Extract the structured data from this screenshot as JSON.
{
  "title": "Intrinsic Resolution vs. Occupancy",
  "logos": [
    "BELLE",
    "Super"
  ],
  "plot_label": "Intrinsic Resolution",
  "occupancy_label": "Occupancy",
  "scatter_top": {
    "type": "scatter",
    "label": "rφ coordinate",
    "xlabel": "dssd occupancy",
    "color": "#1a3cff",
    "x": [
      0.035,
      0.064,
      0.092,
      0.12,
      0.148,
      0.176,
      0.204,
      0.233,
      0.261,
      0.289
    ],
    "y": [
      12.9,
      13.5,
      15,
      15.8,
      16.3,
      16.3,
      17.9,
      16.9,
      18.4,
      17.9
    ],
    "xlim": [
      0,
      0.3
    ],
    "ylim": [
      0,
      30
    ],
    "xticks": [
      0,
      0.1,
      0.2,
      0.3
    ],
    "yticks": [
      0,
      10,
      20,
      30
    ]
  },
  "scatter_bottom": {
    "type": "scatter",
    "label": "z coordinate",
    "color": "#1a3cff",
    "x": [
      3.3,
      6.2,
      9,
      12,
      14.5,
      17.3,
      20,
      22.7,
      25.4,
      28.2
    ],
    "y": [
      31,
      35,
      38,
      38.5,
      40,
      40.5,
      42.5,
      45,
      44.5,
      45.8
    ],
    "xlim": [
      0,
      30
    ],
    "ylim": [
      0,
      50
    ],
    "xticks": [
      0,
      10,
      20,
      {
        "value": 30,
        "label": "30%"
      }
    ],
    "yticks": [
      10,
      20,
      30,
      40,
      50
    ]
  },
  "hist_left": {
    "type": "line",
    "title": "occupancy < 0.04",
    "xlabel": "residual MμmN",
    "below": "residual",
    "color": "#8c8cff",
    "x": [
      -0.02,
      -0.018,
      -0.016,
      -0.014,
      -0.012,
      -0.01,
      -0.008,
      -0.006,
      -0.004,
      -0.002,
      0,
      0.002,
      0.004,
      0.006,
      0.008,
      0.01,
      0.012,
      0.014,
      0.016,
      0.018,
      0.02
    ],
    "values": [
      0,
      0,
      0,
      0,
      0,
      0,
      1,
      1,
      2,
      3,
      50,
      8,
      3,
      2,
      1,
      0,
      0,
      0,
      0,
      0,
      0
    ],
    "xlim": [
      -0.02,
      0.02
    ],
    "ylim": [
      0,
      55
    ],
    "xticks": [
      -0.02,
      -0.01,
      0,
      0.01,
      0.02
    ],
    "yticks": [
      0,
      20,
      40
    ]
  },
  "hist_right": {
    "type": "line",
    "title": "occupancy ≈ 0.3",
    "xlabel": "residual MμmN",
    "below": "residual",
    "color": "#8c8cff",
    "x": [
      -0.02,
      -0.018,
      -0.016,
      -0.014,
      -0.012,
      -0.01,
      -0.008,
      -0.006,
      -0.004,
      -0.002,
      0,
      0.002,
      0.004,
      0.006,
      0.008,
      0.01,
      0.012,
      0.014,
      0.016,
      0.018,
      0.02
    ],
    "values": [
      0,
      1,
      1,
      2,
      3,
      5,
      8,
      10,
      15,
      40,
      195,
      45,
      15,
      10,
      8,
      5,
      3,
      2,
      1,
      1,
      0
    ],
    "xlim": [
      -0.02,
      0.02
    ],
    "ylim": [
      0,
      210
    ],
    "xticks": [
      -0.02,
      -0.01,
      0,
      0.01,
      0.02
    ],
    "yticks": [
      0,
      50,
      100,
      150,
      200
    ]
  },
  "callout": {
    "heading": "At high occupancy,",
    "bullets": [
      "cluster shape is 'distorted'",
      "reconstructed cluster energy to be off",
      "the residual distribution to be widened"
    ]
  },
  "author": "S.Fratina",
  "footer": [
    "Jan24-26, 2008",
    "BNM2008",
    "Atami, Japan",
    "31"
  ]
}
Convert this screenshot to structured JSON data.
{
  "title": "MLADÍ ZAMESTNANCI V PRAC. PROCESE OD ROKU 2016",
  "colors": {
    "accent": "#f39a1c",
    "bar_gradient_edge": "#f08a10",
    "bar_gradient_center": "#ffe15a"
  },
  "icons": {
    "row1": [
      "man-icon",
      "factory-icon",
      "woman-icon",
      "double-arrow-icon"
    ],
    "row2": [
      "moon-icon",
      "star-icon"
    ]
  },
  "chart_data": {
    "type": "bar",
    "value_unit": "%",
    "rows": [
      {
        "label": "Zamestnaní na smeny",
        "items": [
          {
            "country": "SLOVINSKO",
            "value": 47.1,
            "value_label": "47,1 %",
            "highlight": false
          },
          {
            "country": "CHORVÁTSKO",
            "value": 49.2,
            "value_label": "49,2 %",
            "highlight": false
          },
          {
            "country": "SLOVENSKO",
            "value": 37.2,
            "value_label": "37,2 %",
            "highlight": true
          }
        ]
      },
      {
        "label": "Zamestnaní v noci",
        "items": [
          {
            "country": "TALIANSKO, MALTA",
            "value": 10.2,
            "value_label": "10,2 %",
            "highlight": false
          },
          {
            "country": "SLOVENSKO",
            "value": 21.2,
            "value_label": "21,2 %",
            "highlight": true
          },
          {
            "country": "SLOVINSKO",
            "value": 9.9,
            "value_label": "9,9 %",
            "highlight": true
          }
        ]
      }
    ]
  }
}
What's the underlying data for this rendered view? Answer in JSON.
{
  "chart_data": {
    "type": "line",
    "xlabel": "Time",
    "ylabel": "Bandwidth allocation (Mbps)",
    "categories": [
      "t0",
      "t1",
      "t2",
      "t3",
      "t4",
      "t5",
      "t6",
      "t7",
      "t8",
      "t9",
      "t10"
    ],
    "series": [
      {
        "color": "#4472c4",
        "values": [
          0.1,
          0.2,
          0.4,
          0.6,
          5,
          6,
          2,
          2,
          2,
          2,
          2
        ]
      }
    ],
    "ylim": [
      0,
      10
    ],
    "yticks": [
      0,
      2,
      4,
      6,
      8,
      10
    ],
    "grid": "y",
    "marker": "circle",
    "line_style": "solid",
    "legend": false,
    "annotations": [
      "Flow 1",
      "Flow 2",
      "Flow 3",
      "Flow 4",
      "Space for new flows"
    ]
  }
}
·····
STATED EXERCISE:
Extract the complete listing above, reproducing each line exactly.

ANSWER IN FULL:
Extract the structured data from this screenshot as JSON.
{
  "title": "Intrinsic Resolution vs. Occupancy",
  "logos": [
    "BELLE",
    "Super"
  ],
  "plot_label": "Intrinsic Resolution",
  "occupancy_label": "Occupancy",
  "scatter_top": {
    "type": "scatter",
    "label": "rφ coordinate",
    "xlabel": "dssd occupancy",
    "color": "#1a3cff",
    "x": [
      0.035,
      0.064,
      0.092,
      0.12,
      0.148,
      0.176,
      0.204,
      0.233,
      0.261,
      0.289
    ],
    "y": [
      12.9,
      13.5,
      15,
      15.8,
      16.3,
      16.3,
      17.9,
      16.9,
      18.4,
      17.9
    ],
    "xlim": [
      0,
      0.3
    ],
    "ylim": [
      0,
      30
    ],
    "xticks": [
      0,
      0.1,
      0.2,
      0.3
    ],
    "yticks": [
      0,
      10,
      20,
      30
    ]
  },
  "scatter_bottom": {
    "type": "scatter",
    "label": "z coordinate",
    "color": "#1a3cff",
    "x": [
      3.3,
      6.2,
      9,
      12,
      14.5,
      17.3,
      20,
      22.7,
      25.4,
      28.2
    ],
    "y": [
      31,
      35,
      38,
      38.5,
      40,
      40.5,
      42.5,
      45,
      44.5,
      45.8
    ],
    "xlim": [
      0,
      30
    ],
    "ylim": [
      0,
      50
    ],
    "xticks": [
      0,
      10,
      20,
      {
        "value": 30,
        "label": "30%"
      }
    ],
    "yticks": [
      10,
      20,
      30,
      40,
      50
    ]
  },
  "hist_left": {
    "type": "line",
    "title": "occupancy < 0.04",
    "xlabel": "residual MμmN",
    "below": "residual",
    "color": "#8c8cff",
    "x": [
      -0.02,
      -0.018,
      -0.016,
      -0.014,
      -0.012,
      -0.01,
      -0.008,
      -0.006,
      -0.004,
      -0.002,
      0,
      0.002,
      0.004,
      0.006,
      0.008,
      0.01,
      0.012,
      0.014,
      0.016,
      0.018,
      0.02
    ],
    "values": [
      0,
      0,
      0,
      0,
      0,
      0,
      1,
      1,
      2,
      3,
      50,
      8,
      3,
      2,
      1,
      0,
      0,
      0,
      0,
      0,
      0
    ],
    "xlim": [
      -0.02,
      0.02
    ],
    "ylim": [
      0,
      55
    ],
    "xticks": [
      -0.02,
      -0.01,
      0,
      0.01,
      0.02
    ],
    "yticks": [
      0,
      20,
      40
    ]
  },
  "hist_right": {
    "type": "line",
    "title": "occupancy ≈ 0.3",
    "xlabel": "residual MμmN",
    "below": "residual",
    "color": "#8c8cff",
    "x": [
      -0.02,
      -0.018,
      -0.016,
      -0.014,
      -0.012,
      -0.01,
      -0.008,
      -0.006,
      -0.004,
      -0.002,
      0,
      0.002,
      0.004,
      0.006,
      0.008,
      0.01,
      0.012,
      0.014,
      0.016,
      0.018,
      0.02
    ],
    "values": [
      0,
      1,
      1,
      2,
      3,
      5,
      8,
      10,
      15,
      40,
      195,
      45,
      15,
      10,
      8,
      5,
      3,
      2,
      1,
      1,
      0
    ],
    "xlim": [
      -0.02,
      0.02
    ],
    "ylim": [
      0,
      210
    ],
    "xticks": [
      -0.02,
      -0.01,
      0,
      0.01,
      0.02
    ],
    "yticks": [
      0,
      50,
      100,
      150,
      200
    ]
  },
  "callout": {
    "heading": "At high occupancy,",
    "bullets": [
      "cluster shape is 'distorted'",
      "reconstructed cluster energy to be off",
      "the residual distribution to be widened"
    ]
  },
  "author": "S.Fratina",
  "footer": [
    "Jan24-26, 2008",
    "BNM2008",
    "Atami, Japan",
    "31"
  ]
}
Convert this screenshot to structured JSON data.
{
  "title": "MLADÍ ZAMESTNANCI V PRAC. PROCESE OD ROKU 2016",
  "colors": {
    "accent": "#f39a1c",
    "bar_gradient_edge": "#f08a10",
    "bar_gradient_center": "#ffe15a"
  },
  "icons": {
    "row1": [
      "man-icon",
      "factory-icon",
      "woman-icon",
      "double-arrow-icon"
    ],
    "row2": [
      "moon-icon",
      "star-icon"
    ]
  },
  "chart_data": {
    "type": "bar",
    "value_unit": "%",
    "rows": [
      {
        "label": "Zamestnaní na smeny",
        "items": [
          {
            "country": "SLOVINSKO",
            "value": 47.1,
            "value_label": "47,1 %",
            "highlight": false
          },
          {
            "country": "CHORVÁTSKO",
            "value": 49.2,
            "value_label": "49,2 %",
            "highlight": false
          },
          {
            "country": "SLOVENSKO",
            "value": 37.2,
            "value_label": "37,2 %",
            "highlight": true
          }
        ]
      },
      {
        "label": "Zamestnaní v noci",
        "items": [
          {
            "country": "TALIANSKO, MALTA",
            "value": 10.2,
            "value_label": "10,2 %",
            "highlight": false
          },
          {
            "country": "SLOVENSKO",
            "value": 21.2,
            "value_label": "21,2 %",
            "highlight": true
          },
          {
            "country": "SLOVINSKO",
            "value": 9.9,
            "value_label": "9,9 %",
            "highlight": true
          }
        ]
      }
    ]
  }
}
What's the underlying data for this rendered view? Answer in JSON.
{
  "chart_data": {
    "type": "line",
    "xlabel": "Time",
    "ylabel": "Bandwidth allocation (Mbps)",
    "categories": [
      "t0",
      "t1",
      "t2",
      "t3",
      "t4",
      "t5",
      "t6",
      "t7",
      "t8",
      "t9",
      "t10"
    ],
    "series": [
      {
        "color": "#4472c4",
        "values": [
          0.1,
          0.2,
          0.4,
          0.6,
          5,
          6,
          2,
          2,
          2,
          2,
          2
        ]
      }
    ],
    "ylim": [
      0,
      10
    ],
    "yticks": [
      0,
      2,
      4,
      6,
      8,
      10
    ],
    "grid": "y",
    "marker": "circle",
    "line_style": "solid",
    "legend": false,
    "annotations": [
      "Flow 1",
      "Flow 2",
      "Flow 3",
      "Flow 4",
      "Space for new flows"
    ]
  }
}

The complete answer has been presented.